START Records for the exercise

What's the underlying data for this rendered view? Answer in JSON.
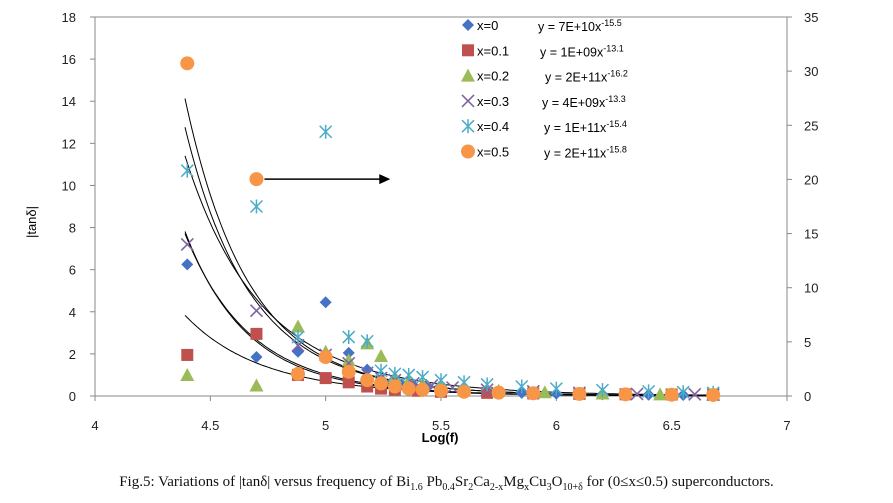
{
  "chart_data": {
    "type": "scatter",
    "xlabel": "Log(f)",
    "ylabel": "|tanδ|",
    "xlim": [
      4,
      7
    ],
    "ylim": [
      0,
      18
    ],
    "ylim_right": [
      0,
      35
    ],
    "x_ticks": [
      4,
      4.5,
      5,
      5.5,
      6,
      6.5,
      7
    ],
    "y_ticks": [
      0,
      2,
      4,
      6,
      8,
      10,
      12,
      14,
      16,
      18
    ],
    "y_ticks_right": [
      0,
      5,
      10,
      15,
      20,
      25,
      30,
      35
    ],
    "grid": false,
    "legend_position": "top-right",
    "series": [
      {
        "name": "x=0",
        "marker": "diamond",
        "color": "#4472C4",
        "fit": "y = 7E+10x-15.5",
        "fit_base": "y = 7E+10x",
        "fit_exp": "-15.5",
        "fit_coef": 70000000000.0,
        "fit_power": -15.5,
        "points": [
          [
            4.4,
            6.25
          ],
          [
            4.7,
            1.85
          ],
          [
            4.88,
            2.1
          ],
          [
            5.0,
            4.45
          ],
          [
            5.1,
            2.05
          ],
          [
            5.18,
            1.25
          ],
          [
            5.24,
            0.8
          ],
          [
            5.28,
            0.6
          ],
          [
            5.33,
            0.55
          ],
          [
            5.38,
            0.5
          ],
          [
            5.44,
            0.4
          ],
          [
            5.5,
            0.35
          ],
          [
            5.6,
            0.28
          ],
          [
            5.7,
            0.22
          ],
          [
            5.85,
            0.15
          ],
          [
            6.0,
            0.11
          ],
          [
            6.2,
            0.08
          ],
          [
            6.4,
            0.06
          ],
          [
            6.55,
            0.05
          ],
          [
            6.68,
            0.05
          ]
        ]
      },
      {
        "name": "x=0.1",
        "marker": "square",
        "color": "#C0504D",
        "fit": "y = 1E+09x-13.1",
        "fit_base": "y = 1E+09x",
        "fit_exp": "-13.1",
        "fit_coef": 1000000000.0,
        "fit_power": -13.1,
        "points": [
          [
            4.4,
            1.95
          ],
          [
            4.7,
            2.95
          ],
          [
            4.88,
            1.0
          ],
          [
            5.0,
            0.85
          ],
          [
            5.1,
            0.65
          ],
          [
            5.18,
            0.45
          ],
          [
            5.24,
            0.35
          ],
          [
            5.3,
            0.3
          ],
          [
            5.4,
            0.25
          ],
          [
            5.5,
            0.2
          ],
          [
            5.7,
            0.15
          ],
          [
            5.9,
            0.12
          ],
          [
            6.1,
            0.1
          ],
          [
            6.3,
            0.08
          ],
          [
            6.5,
            0.07
          ],
          [
            6.68,
            0.06
          ]
        ]
      },
      {
        "name": "x=0.2",
        "marker": "triangle",
        "color": "#9BBB59",
        "fit": "y = 2E+11x-16.2",
        "fit_base": "y = 2E+11x",
        "fit_exp": "-16.2",
        "fit_coef": 200000000000.0,
        "fit_power": -16.2,
        "points": [
          [
            4.4,
            1.0
          ],
          [
            4.7,
            0.5
          ],
          [
            4.88,
            3.3
          ],
          [
            5.0,
            2.1
          ],
          [
            5.1,
            1.7
          ],
          [
            5.18,
            2.5
          ],
          [
            5.24,
            1.9
          ],
          [
            5.3,
            0.9
          ],
          [
            5.36,
            0.7
          ],
          [
            5.42,
            0.55
          ],
          [
            5.5,
            0.45
          ],
          [
            5.6,
            0.35
          ],
          [
            5.75,
            0.25
          ],
          [
            5.95,
            0.18
          ],
          [
            6.2,
            0.12
          ],
          [
            6.45,
            0.08
          ],
          [
            6.68,
            0.06
          ]
        ]
      },
      {
        "name": "x=0.3",
        "marker": "x",
        "color": "#8064A2",
        "fit": "y = 4E+09x-13.3",
        "fit_base": "y = 4E+09x",
        "fit_exp": "-13.3",
        "fit_coef": 4000000000.0,
        "fit_power": -13.3,
        "points": [
          [
            4.4,
            7.2
          ],
          [
            4.7,
            4.05
          ],
          [
            4.88,
            2.4
          ],
          [
            5.0,
            1.95
          ],
          [
            5.1,
            1.55
          ],
          [
            5.18,
            1.1
          ],
          [
            5.24,
            0.85
          ],
          [
            5.3,
            0.75
          ],
          [
            5.38,
            0.6
          ],
          [
            5.46,
            0.5
          ],
          [
            5.55,
            0.4
          ],
          [
            5.7,
            0.3
          ],
          [
            5.9,
            0.22
          ],
          [
            6.1,
            0.15
          ],
          [
            6.35,
            0.1
          ],
          [
            6.6,
            0.08
          ],
          [
            6.68,
            0.07
          ]
        ]
      },
      {
        "name": "x=0.4",
        "marker": "asterisk",
        "color": "#4BACC6",
        "fit": "y = 1E+11x-15.4",
        "fit_base": "y = 1E+11x",
        "fit_exp": "-15.4",
        "fit_coef": 100000000000.0,
        "fit_power": -15.4,
        "points": [
          [
            4.4,
            10.7
          ],
          [
            4.7,
            9.0
          ],
          [
            4.88,
            2.8
          ],
          [
            5.0,
            12.55
          ],
          [
            5.1,
            2.8
          ],
          [
            5.18,
            2.6
          ],
          [
            5.24,
            1.2
          ],
          [
            5.3,
            1.05
          ],
          [
            5.36,
            1.0
          ],
          [
            5.42,
            0.9
          ],
          [
            5.5,
            0.75
          ],
          [
            5.6,
            0.65
          ],
          [
            5.7,
            0.55
          ],
          [
            5.85,
            0.45
          ],
          [
            6.0,
            0.35
          ],
          [
            6.2,
            0.28
          ],
          [
            6.4,
            0.22
          ],
          [
            6.55,
            0.18
          ],
          [
            6.68,
            0.15
          ]
        ]
      },
      {
        "name": "x=0.5",
        "marker": "circle",
        "color": "#F79646",
        "fit": "y = 2E+11x-15.8",
        "fit_base": "y = 2E+11x",
        "fit_exp": "-15.8",
        "fit_coef": 200000000000.0,
        "fit_power": -15.8,
        "points": [
          [
            4.4,
            15.8
          ],
          [
            4.7,
            10.3
          ],
          [
            4.88,
            1.05
          ],
          [
            5.0,
            1.85
          ],
          [
            5.1,
            1.15
          ],
          [
            5.18,
            0.75
          ],
          [
            5.24,
            0.6
          ],
          [
            5.3,
            0.45
          ],
          [
            5.36,
            0.35
          ],
          [
            5.42,
            0.3
          ],
          [
            5.5,
            0.25
          ],
          [
            5.6,
            0.2
          ],
          [
            5.75,
            0.16
          ],
          [
            5.9,
            0.13
          ],
          [
            6.1,
            0.1
          ],
          [
            6.3,
            0.08
          ],
          [
            6.5,
            0.06
          ],
          [
            6.68,
            0.05
          ]
        ]
      }
    ],
    "arrow": {
      "from_x": 4.7,
      "to_x": 5.28,
      "y": 10.3,
      "note": "points to right axis"
    }
  },
  "caption": {
    "p1": "Fig.5: Variations of |tanδ| versus frequency of Bi",
    "s1": "1.6",
    "p2": " Pb",
    "s2": "0.4",
    "p3": "Sr",
    "s3": "2",
    "p4": "Ca",
    "s4": "2-x",
    "p5": "Mg",
    "s5": "x",
    "p6": "Cu",
    "s6": "3",
    "p7": "O",
    "s7": "10+δ",
    "p8": " for (0≤x≤0.5) superconductors."
  }
}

END Records for the exercise

Print each of the records above exactly as written, leaving no picture in the copy.

▶ [Worked answer]
What's the underlying data for this rendered view? Answer in JSON.
{
  "chart_data": {
    "type": "scatter",
    "xlabel": "Log(f)",
    "ylabel": "|tanδ|",
    "xlim": [
      4,
      7
    ],
    "ylim": [
      0,
      18
    ],
    "ylim_right": [
      0,
      35
    ],
    "x_ticks": [
      4,
      4.5,
      5,
      5.5,
      6,
      6.5,
      7
    ],
    "y_ticks": [
      0,
      2,
      4,
      6,
      8,
      10,
      12,
      14,
      16,
      18
    ],
    "y_ticks_right": [
      0,
      5,
      10,
      15,
      20,
      25,
      30,
      35
    ],
    "grid": false,
    "legend_position": "top-right",
    "series": [
      {
        "name": "x=0",
        "marker": "diamond",
        "color": "#4472C4",
        "fit": "y = 7E+10x-15.5",
        "fit_base": "y = 7E+10x",
        "fit_exp": "-15.5",
        "fit_coef": 70000000000.0,
        "fit_power": -15.5,
        "points": [
          [
            4.4,
            6.25
          ],
          [
            4.7,
            1.85
          ],
          [
            4.88,
            2.1
          ],
          [
            5.0,
            4.45
          ],
          [
            5.1,
            2.05
          ],
          [
            5.18,
            1.25
          ],
          [
            5.24,
            0.8
          ],
          [
            5.28,
            0.6
          ],
          [
            5.33,
            0.55
          ],
          [
            5.38,
            0.5
          ],
          [
            5.44,
            0.4
          ],
          [
            5.5,
            0.35
          ],
          [
            5.6,
            0.28
          ],
          [
            5.7,
            0.22
          ],
          [
            5.85,
            0.15
          ],
          [
            6.0,
            0.11
          ],
          [
            6.2,
            0.08
          ],
          [
            6.4,
            0.06
          ],
          [
            6.55,
            0.05
          ],
          [
            6.68,
            0.05
          ]
        ]
      },
      {
        "name": "x=0.1",
        "marker": "square",
        "color": "#C0504D",
        "fit": "y = 1E+09x-13.1",
        "fit_base": "y = 1E+09x",
        "fit_exp": "-13.1",
        "fit_coef": 1000000000.0,
        "fit_power": -13.1,
        "points": [
          [
            4.4,
            1.95
          ],
          [
            4.7,
            2.95
          ],
          [
            4.88,
            1.0
          ],
          [
            5.0,
            0.85
          ],
          [
            5.1,
            0.65
          ],
          [
            5.18,
            0.45
          ],
          [
            5.24,
            0.35
          ],
          [
            5.3,
            0.3
          ],
          [
            5.4,
            0.25
          ],
          [
            5.5,
            0.2
          ],
          [
            5.7,
            0.15
          ],
          [
            5.9,
            0.12
          ],
          [
            6.1,
            0.1
          ],
          [
            6.3,
            0.08
          ],
          [
            6.5,
            0.07
          ],
          [
            6.68,
            0.06
          ]
        ]
      },
      {
        "name": "x=0.2",
        "marker": "triangle",
        "color": "#9BBB59",
        "fit": "y = 2E+11x-16.2",
        "fit_base": "y = 2E+11x",
        "fit_exp": "-16.2",
        "fit_coef": 200000000000.0,
        "fit_power": -16.2,
        "points": [
          [
            4.4,
            1.0
          ],
          [
            4.7,
            0.5
          ],
          [
            4.88,
            3.3
          ],
          [
            5.0,
            2.1
          ],
          [
            5.1,
            1.7
          ],
          [
            5.18,
            2.5
          ],
          [
            5.24,
            1.9
          ],
          [
            5.3,
            0.9
          ],
          [
            5.36,
            0.7
          ],
          [
            5.42,
            0.55
          ],
          [
            5.5,
            0.45
          ],
          [
            5.6,
            0.35
          ],
          [
            5.75,
            0.25
          ],
          [
            5.95,
            0.18
          ],
          [
            6.2,
            0.12
          ],
          [
            6.45,
            0.08
          ],
          [
            6.68,
            0.06
          ]
        ]
      },
      {
        "name": "x=0.3",
        "marker": "x",
        "color": "#8064A2",
        "fit": "y = 4E+09x-13.3",
        "fit_base": "y = 4E+09x",
        "fit_exp": "-13.3",
        "fit_coef": 4000000000.0,
        "fit_power": -13.3,
        "points": [
          [
            4.4,
            7.2
          ],
          [
            4.7,
            4.05
          ],
          [
            4.88,
            2.4
          ],
          [
            5.0,
            1.95
          ],
          [
            5.1,
            1.55
          ],
          [
            5.18,
            1.1
          ],
          [
            5.24,
            0.85
          ],
          [
            5.3,
            0.75
          ],
          [
            5.38,
            0.6
          ],
          [
            5.46,
            0.5
          ],
          [
            5.55,
            0.4
          ],
          [
            5.7,
            0.3
          ],
          [
            5.9,
            0.22
          ],
          [
            6.1,
            0.15
          ],
          [
            6.35,
            0.1
          ],
          [
            6.6,
            0.08
          ],
          [
            6.68,
            0.07
          ]
        ]
      },
      {
        "name": "x=0.4",
        "marker": "asterisk",
        "color": "#4BACC6",
        "fit": "y = 1E+11x-15.4",
        "fit_base": "y = 1E+11x",
        "fit_exp": "-15.4",
        "fit_coef": 100000000000.0,
        "fit_power": -15.4,
        "points": [
          [
            4.4,
            10.7
          ],
          [
            4.7,
            9.0
          ],
          [
            4.88,
            2.8
          ],
          [
            5.0,
            12.55
          ],
          [
            5.1,
            2.8
          ],
          [
            5.18,
            2.6
          ],
          [
            5.24,
            1.2
          ],
          [
            5.3,
            1.05
          ],
          [
            5.36,
            1.0
          ],
          [
            5.42,
            0.9
          ],
          [
            5.5,
            0.75
          ],
          [
            5.6,
            0.65
          ],
          [
            5.7,
            0.55
          ],
          [
            5.85,
            0.45
          ],
          [
            6.0,
            0.35
          ],
          [
            6.2,
            0.28
          ],
          [
            6.4,
            0.22
          ],
          [
            6.55,
            0.18
          ],
          [
            6.68,
            0.15
          ]
        ]
      },
      {
        "name": "x=0.5",
        "marker": "circle",
        "color": "#F79646",
        "fit": "y = 2E+11x-15.8",
        "fit_base": "y = 2E+11x",
        "fit_exp": "-15.8",
        "fit_coef": 200000000000.0,
        "fit_power": -15.8,
        "points": [
          [
            4.4,
            15.8
          ],
          [
            4.7,
            10.3
          ],
          [
            4.88,
            1.05
          ],
          [
            5.0,
            1.85
          ],
          [
            5.1,
            1.15
          ],
          [
            5.18,
            0.75
          ],
          [
            5.24,
            0.6
          ],
          [
            5.3,
            0.45
          ],
          [
            5.36,
            0.35
          ],
          [
            5.42,
            0.3
          ],
          [
            5.5,
            0.25
          ],
          [
            5.6,
            0.2
          ],
          [
            5.75,
            0.16
          ],
          [
            5.9,
            0.13
          ],
          [
            6.1,
            0.1
          ],
          [
            6.3,
            0.08
          ],
          [
            6.5,
            0.06
          ],
          [
            6.68,
            0.05
          ]
        ]
      }
    ],
    "arrow": {
      "from_x": 4.7,
      "to_x": 5.28,
      "y": 10.3,
      "note": "points to right axis"
    }
  },
  "caption": {
    "p1": "Fig.5: Variations of |tanδ| versus frequency of Bi",
    "s1": "1.6",
    "p2": " Pb",
    "s2": "0.4",
    "p3": "Sr",
    "s3": "2",
    "p4": "Ca",
    "s4": "2-x",
    "p5": "Mg",
    "s5": "x",
    "p6": "Cu",
    "s6": "3",
    "p7": "O",
    "s7": "10+δ",
    "p8": " for (0≤x≤0.5) superconductors."
  }
}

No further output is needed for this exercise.